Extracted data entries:
☆ ☆ ☆ ☆
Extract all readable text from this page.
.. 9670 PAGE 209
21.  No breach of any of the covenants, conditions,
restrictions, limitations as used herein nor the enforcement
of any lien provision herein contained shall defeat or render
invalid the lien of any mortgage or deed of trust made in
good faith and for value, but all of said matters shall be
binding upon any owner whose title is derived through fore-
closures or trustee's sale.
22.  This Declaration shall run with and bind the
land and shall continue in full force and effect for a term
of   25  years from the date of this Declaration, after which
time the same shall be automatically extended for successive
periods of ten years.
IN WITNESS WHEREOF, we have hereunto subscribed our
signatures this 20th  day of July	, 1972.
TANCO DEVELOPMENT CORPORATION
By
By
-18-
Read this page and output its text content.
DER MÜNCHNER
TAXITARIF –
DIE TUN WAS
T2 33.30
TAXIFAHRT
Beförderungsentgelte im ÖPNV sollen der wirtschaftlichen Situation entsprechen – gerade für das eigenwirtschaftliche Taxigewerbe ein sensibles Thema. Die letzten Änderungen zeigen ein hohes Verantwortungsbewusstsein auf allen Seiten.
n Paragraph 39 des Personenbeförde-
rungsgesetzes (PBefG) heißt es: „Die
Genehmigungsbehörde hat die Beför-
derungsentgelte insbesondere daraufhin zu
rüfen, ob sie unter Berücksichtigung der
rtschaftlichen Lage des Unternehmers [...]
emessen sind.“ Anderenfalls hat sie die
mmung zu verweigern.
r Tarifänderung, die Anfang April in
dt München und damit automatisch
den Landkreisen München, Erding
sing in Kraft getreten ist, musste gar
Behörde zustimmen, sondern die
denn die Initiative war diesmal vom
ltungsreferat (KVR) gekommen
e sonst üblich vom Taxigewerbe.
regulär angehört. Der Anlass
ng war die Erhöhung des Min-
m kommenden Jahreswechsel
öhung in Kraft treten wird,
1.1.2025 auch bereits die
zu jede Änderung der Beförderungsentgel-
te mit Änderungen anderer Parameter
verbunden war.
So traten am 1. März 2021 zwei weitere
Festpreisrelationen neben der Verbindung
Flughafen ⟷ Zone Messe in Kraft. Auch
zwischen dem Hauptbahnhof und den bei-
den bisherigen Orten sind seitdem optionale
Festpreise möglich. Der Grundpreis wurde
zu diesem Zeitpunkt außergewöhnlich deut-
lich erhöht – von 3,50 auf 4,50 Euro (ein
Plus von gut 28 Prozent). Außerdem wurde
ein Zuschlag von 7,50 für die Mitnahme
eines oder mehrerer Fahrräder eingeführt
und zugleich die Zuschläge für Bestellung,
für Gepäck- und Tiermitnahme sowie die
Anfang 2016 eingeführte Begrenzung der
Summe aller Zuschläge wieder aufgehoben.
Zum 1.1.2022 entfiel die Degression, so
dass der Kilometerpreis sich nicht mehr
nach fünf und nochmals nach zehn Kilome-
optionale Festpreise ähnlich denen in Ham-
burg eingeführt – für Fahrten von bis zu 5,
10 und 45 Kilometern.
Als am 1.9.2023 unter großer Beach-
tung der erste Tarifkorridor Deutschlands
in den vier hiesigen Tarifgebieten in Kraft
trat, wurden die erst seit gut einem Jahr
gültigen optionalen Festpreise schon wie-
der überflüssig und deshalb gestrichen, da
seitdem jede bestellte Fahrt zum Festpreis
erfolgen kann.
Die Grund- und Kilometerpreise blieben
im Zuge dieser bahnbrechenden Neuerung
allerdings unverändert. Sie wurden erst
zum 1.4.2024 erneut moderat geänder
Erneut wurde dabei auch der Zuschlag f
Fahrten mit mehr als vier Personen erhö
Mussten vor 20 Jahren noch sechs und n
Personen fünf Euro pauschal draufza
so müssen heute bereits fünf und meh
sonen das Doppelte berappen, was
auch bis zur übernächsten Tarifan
☆ ☆ ☆ ☆
# What you are asked to do:
Word for word, write out the data.

# Task solution:
Extract all readable text from this page.
.. 9670 PAGE 209
21.  No breach of any of the covenants, conditions,
restrictions, limitations as used herein nor the enforcement
of any lien provision herein contained shall defeat or render
invalid the lien of any mortgage or deed of trust made in
good faith and for value, but all of said matters shall be
binding upon any owner whose title is derived through fore-
closures or trustee's sale.
22.  This Declaration shall run with and bind the
land and shall continue in full force and effect for a term
of   25  years from the date of this Declaration, after which
time the same shall be automatically extended for successive
periods of ten years.
IN WITNESS WHEREOF, we have hereunto subscribed our
signatures this 20th  day of July	, 1972.
TANCO DEVELOPMENT CORPORATION
By
By
-18-
Read this page and output its text content.
DER MÜNCHNER
TAXITARIF –
DIE TUN WAS
T2 33.30
TAXIFAHRT
Beförderungsentgelte im ÖPNV sollen der wirtschaftlichen Situation entsprechen – gerade für das eigenwirtschaftliche Taxigewerbe ein sensibles Thema. Die letzten Änderungen zeigen ein hohes Verantwortungsbewusstsein auf allen Seiten.
n Paragraph 39 des Personenbeförde-
rungsgesetzes (PBefG) heißt es: „Die
Genehmigungsbehörde hat die Beför-
derungsentgelte insbesondere daraufhin zu
rüfen, ob sie unter Berücksichtigung der
rtschaftlichen Lage des Unternehmers [...]
emessen sind.“ Anderenfalls hat sie die
mmung zu verweigern.
r Tarifänderung, die Anfang April in
dt München und damit automatisch
den Landkreisen München, Erding
sing in Kraft getreten ist, musste gar
Behörde zustimmen, sondern die
denn die Initiative war diesmal vom
ltungsreferat (KVR) gekommen
e sonst üblich vom Taxigewerbe.
regulär angehört. Der Anlass
ng war die Erhöhung des Min-
m kommenden Jahreswechsel
öhung in Kraft treten wird,
1.1.2025 auch bereits die
zu jede Änderung der Beförderungsentgel-
te mit Änderungen anderer Parameter
verbunden war.
So traten am 1. März 2021 zwei weitere
Festpreisrelationen neben der Verbindung
Flughafen ⟷ Zone Messe in Kraft. Auch
zwischen dem Hauptbahnhof und den bei-
den bisherigen Orten sind seitdem optionale
Festpreise möglich. Der Grundpreis wurde
zu diesem Zeitpunkt außergewöhnlich deut-
lich erhöht – von 3,50 auf 4,50 Euro (ein
Plus von gut 28 Prozent). Außerdem wurde
ein Zuschlag von 7,50 für die Mitnahme
eines oder mehrerer Fahrräder eingeführt
und zugleich die Zuschläge für Bestellung,
für Gepäck- und Tiermitnahme sowie die
Anfang 2016 eingeführte Begrenzung der
Summe aller Zuschläge wieder aufgehoben.
Zum 1.1.2022 entfiel die Degression, so
dass der Kilometerpreis sich nicht mehr
nach fünf und nochmals nach zehn Kilome-
optionale Festpreise ähnlich denen in Ham-
burg eingeführt – für Fahrten von bis zu 5,
10 und 45 Kilometern.
Als am 1.9.2023 unter großer Beach-
tung der erste Tarifkorridor Deutschlands
in den vier hiesigen Tarifgebieten in Kraft
trat, wurden die erst seit gut einem Jahr
gültigen optionalen Festpreise schon wie-
der überflüssig und deshalb gestrichen, da
seitdem jede bestellte Fahrt zum Festpreis
erfolgen kann.
Die Grund- und Kilometerpreise blieben
im Zuge dieser bahnbrechenden Neuerung
allerdings unverändert. Sie wurden erst
zum 1.4.2024 erneut moderat geänder
Erneut wurde dabei auch der Zuschlag f
Fahrten mit mehr als vier Personen erhö
Mussten vor 20 Jahren noch sechs und n
Personen fünf Euro pauschal draufza
so müssen heute bereits fünf und meh
sonen das Doppelte berappen, was
auch bis zur übernächsten Tarifan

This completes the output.